SUPPLIED MATERIAL ::
•••••
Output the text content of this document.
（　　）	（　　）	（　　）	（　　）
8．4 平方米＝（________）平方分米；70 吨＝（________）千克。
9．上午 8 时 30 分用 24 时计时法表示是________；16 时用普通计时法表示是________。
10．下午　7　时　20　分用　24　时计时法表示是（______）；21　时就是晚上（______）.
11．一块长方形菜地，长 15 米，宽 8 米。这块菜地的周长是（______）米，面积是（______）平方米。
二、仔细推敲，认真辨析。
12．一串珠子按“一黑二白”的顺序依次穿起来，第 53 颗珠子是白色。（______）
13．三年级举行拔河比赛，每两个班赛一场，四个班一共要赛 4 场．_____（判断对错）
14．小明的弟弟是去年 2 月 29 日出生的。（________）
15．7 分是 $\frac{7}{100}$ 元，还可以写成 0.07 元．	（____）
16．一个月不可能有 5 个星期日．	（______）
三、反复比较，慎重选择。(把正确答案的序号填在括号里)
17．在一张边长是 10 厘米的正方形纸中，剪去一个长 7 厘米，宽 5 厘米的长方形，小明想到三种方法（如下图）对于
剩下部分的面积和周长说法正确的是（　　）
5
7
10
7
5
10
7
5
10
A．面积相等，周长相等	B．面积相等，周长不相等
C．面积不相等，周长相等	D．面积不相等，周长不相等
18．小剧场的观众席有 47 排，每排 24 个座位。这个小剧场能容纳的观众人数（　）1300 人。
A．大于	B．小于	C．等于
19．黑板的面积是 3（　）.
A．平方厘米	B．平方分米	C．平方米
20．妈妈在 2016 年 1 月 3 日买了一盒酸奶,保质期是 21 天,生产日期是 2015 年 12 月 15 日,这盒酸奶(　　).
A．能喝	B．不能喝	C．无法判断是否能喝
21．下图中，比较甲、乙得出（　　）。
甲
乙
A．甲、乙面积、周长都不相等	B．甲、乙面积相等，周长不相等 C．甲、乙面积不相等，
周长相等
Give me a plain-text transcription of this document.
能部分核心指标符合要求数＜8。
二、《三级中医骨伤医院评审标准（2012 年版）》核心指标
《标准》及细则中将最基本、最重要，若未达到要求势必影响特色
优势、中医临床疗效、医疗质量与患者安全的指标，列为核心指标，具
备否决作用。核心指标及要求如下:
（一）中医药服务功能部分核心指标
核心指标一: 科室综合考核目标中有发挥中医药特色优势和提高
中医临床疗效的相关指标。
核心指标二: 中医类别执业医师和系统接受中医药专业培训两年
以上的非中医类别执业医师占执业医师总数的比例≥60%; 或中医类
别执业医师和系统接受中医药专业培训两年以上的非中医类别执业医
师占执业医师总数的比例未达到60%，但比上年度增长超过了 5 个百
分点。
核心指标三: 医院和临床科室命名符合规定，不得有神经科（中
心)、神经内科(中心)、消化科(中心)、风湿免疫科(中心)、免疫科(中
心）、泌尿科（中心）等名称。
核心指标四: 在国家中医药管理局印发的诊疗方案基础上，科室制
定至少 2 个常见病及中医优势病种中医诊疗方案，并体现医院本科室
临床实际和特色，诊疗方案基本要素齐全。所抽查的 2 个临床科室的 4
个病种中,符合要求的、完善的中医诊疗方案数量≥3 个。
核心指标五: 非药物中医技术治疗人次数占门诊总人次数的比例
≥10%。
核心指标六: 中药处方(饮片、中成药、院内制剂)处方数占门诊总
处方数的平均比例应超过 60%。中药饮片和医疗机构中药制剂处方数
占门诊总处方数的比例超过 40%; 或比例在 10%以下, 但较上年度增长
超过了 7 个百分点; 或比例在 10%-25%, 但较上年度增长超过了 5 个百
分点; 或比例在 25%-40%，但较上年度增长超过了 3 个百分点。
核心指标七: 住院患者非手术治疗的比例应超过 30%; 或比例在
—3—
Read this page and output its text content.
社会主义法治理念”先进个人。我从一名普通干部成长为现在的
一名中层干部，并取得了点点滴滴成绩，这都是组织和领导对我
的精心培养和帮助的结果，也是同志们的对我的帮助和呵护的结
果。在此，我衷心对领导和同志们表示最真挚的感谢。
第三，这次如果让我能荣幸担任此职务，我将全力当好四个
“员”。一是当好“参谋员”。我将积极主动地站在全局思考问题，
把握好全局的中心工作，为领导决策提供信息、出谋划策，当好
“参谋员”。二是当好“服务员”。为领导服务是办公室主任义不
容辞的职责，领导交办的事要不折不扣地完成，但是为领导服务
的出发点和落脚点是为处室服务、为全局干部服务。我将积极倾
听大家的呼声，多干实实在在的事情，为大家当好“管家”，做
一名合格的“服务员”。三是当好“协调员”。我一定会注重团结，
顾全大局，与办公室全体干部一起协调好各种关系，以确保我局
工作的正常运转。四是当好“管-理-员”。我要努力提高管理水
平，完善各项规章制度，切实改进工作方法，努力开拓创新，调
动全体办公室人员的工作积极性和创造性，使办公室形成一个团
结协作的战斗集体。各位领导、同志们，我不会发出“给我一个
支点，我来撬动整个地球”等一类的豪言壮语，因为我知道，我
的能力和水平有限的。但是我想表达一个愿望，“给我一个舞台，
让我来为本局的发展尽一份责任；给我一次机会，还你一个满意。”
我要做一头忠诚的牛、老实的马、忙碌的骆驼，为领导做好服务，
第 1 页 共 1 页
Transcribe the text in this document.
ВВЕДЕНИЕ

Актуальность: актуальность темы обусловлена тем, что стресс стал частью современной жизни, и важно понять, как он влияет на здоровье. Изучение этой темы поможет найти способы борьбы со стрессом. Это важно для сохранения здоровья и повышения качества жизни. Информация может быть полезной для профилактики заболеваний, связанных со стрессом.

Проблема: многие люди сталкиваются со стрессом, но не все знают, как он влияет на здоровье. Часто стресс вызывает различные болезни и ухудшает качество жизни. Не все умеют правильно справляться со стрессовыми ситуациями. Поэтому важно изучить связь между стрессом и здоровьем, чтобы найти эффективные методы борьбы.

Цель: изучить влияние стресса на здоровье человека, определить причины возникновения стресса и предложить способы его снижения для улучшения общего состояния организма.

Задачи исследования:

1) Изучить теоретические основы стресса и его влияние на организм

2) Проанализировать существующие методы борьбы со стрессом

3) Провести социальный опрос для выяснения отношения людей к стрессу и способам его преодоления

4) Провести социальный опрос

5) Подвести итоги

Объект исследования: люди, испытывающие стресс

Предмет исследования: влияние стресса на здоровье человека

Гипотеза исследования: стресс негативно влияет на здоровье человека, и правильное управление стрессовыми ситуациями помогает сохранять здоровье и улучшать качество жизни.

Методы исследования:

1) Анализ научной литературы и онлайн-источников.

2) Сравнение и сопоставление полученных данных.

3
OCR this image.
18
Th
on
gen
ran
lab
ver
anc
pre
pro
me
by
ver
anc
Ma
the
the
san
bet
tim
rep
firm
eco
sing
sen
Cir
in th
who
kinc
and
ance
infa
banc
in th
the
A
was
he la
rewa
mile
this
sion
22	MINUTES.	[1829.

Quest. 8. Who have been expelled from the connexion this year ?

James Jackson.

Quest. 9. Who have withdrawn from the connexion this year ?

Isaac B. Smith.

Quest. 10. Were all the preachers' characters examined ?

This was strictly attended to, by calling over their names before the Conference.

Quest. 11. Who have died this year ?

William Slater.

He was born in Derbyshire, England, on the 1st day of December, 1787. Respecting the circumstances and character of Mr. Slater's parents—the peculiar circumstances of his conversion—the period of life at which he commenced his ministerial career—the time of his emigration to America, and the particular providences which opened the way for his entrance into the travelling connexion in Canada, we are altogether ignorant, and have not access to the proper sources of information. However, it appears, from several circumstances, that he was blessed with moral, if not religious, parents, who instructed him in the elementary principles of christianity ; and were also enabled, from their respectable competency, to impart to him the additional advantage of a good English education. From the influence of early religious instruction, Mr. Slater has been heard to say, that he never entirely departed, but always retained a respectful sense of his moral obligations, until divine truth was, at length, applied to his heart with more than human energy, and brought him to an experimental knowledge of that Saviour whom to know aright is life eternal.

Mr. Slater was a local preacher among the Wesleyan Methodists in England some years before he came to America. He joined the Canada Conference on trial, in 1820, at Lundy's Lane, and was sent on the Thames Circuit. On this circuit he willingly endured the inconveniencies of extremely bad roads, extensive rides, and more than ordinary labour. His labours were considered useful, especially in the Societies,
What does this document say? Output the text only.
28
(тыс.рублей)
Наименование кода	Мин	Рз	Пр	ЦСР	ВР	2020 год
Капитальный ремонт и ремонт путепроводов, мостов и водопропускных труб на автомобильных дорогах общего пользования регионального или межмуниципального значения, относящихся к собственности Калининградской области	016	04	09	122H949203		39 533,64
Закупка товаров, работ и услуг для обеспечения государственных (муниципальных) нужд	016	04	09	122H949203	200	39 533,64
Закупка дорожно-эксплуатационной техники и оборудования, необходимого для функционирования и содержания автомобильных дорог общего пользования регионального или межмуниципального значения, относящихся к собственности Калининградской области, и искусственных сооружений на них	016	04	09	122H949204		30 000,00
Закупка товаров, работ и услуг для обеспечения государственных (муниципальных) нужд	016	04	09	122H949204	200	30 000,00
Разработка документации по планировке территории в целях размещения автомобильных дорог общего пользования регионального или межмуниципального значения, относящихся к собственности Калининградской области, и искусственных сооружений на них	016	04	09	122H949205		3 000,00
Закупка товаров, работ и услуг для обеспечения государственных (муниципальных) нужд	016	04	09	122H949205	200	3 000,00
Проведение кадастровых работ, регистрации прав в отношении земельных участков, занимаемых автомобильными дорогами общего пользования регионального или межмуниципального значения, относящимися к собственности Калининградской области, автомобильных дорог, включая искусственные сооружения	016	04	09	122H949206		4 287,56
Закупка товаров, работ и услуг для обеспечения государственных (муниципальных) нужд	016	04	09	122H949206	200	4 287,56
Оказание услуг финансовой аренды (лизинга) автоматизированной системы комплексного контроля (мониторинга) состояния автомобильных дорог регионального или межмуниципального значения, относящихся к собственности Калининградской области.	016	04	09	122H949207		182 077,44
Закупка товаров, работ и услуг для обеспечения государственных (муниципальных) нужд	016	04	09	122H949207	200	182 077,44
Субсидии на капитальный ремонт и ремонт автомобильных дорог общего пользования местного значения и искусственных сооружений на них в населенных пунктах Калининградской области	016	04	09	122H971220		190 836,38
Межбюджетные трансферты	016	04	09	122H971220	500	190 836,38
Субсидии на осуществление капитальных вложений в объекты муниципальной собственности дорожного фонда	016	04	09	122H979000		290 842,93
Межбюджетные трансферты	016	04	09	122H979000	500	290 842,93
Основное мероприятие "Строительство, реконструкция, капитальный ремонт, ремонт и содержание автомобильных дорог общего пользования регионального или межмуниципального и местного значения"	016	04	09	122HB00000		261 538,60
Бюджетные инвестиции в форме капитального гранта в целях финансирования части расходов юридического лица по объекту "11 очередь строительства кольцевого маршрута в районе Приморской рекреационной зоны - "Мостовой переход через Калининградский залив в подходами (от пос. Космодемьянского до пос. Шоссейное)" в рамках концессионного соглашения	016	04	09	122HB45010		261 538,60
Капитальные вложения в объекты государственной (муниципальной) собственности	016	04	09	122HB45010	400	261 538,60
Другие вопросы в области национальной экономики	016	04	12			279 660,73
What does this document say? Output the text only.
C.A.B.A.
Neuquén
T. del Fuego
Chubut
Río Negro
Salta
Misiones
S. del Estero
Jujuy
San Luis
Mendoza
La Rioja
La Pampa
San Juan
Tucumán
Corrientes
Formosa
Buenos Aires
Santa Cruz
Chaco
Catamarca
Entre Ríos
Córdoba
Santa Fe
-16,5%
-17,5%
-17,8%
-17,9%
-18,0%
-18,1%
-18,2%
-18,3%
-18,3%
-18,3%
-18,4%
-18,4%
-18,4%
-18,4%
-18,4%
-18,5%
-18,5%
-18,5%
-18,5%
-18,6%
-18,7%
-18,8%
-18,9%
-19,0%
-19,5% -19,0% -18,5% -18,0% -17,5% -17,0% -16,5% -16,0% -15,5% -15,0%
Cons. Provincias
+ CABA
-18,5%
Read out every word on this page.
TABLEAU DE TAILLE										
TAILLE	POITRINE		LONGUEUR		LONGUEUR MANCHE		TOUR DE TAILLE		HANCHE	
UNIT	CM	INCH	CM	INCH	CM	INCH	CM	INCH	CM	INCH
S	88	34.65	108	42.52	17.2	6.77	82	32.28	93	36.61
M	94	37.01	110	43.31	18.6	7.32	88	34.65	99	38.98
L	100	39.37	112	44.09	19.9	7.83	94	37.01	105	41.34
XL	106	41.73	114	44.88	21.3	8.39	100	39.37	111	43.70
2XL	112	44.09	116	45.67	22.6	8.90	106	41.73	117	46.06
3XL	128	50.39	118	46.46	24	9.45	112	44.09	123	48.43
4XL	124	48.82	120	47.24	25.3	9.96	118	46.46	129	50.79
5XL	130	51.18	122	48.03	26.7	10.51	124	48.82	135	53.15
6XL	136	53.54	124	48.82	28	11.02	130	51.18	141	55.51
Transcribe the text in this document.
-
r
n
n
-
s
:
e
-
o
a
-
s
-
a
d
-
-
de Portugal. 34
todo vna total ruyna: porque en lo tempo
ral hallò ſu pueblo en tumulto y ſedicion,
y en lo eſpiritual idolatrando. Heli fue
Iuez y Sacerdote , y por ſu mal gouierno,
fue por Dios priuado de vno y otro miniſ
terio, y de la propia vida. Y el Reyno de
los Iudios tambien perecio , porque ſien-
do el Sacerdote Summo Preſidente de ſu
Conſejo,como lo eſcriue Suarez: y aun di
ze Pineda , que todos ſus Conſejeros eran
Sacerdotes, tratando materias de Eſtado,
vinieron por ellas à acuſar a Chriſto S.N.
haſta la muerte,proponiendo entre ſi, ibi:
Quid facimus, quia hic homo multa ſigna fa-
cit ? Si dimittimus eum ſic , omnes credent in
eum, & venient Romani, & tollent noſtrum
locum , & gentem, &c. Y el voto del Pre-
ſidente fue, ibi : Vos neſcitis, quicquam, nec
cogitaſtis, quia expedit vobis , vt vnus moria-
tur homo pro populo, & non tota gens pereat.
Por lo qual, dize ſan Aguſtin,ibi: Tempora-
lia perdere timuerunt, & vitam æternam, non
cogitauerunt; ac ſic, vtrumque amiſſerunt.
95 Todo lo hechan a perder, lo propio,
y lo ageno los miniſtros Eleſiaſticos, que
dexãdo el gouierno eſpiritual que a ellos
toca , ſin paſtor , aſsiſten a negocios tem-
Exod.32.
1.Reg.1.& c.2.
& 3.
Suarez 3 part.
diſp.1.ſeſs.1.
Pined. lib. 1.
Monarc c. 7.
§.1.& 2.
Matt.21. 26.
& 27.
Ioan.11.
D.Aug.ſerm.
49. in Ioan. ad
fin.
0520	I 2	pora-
•••••
In the records above, locate the lines holding the word "porque". Copy each of them.

RESPONSE ::
todo vna total ruyna: porque en lo tempo
los Iudios tambien perecio , porque ſien-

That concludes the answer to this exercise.